Would you transcribe all of the data exactly, down to the last character?

┌──

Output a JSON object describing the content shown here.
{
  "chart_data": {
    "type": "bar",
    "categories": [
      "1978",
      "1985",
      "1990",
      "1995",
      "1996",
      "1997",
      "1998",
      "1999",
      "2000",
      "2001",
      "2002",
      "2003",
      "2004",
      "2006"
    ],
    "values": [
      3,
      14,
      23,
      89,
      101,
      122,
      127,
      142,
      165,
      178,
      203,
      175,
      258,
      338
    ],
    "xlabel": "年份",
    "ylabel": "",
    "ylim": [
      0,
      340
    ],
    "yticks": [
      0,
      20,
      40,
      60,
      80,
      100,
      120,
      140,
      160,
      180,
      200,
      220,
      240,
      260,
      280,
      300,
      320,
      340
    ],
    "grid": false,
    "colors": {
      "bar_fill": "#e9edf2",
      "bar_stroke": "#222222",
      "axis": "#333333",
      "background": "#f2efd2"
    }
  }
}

└──

OUTPUT >>
Output a JSON object describing the content shown here.
{
  "chart_data": {
    "type": "bar",
    "categories": [
      "1978",
      "1985",
      "1990",
      "1995",
      "1996",
      "1997",
      "1998",
      "1999",
      "2000",
      "2001",
      "2002",
      "2003",
      "2004",
      "2006"
    ],
    "values": [
      3,
      14,
      23,
      89,
      101,
      122,
      127,
      142,
      165,
      178,
      203,
      175,
      258,
      338
    ],
    "xlabel": "年份",
    "ylabel": "",
    "ylim": [
      0,
      340
    ],
    "yticks": [
      0,
      20,
      40,
      60,
      80,
      100,
      120,
      140,
      160,
      180,
      200,
      220,
      240,
      260,
      280,
      300,
      320,
      340
    ],
    "grid": false,
    "colors": {
      "bar_fill": "#e9edf2",
      "bar_stroke": "#222222",
      "axis": "#333333",
      "background": "#f2efd2"
    }
  }
}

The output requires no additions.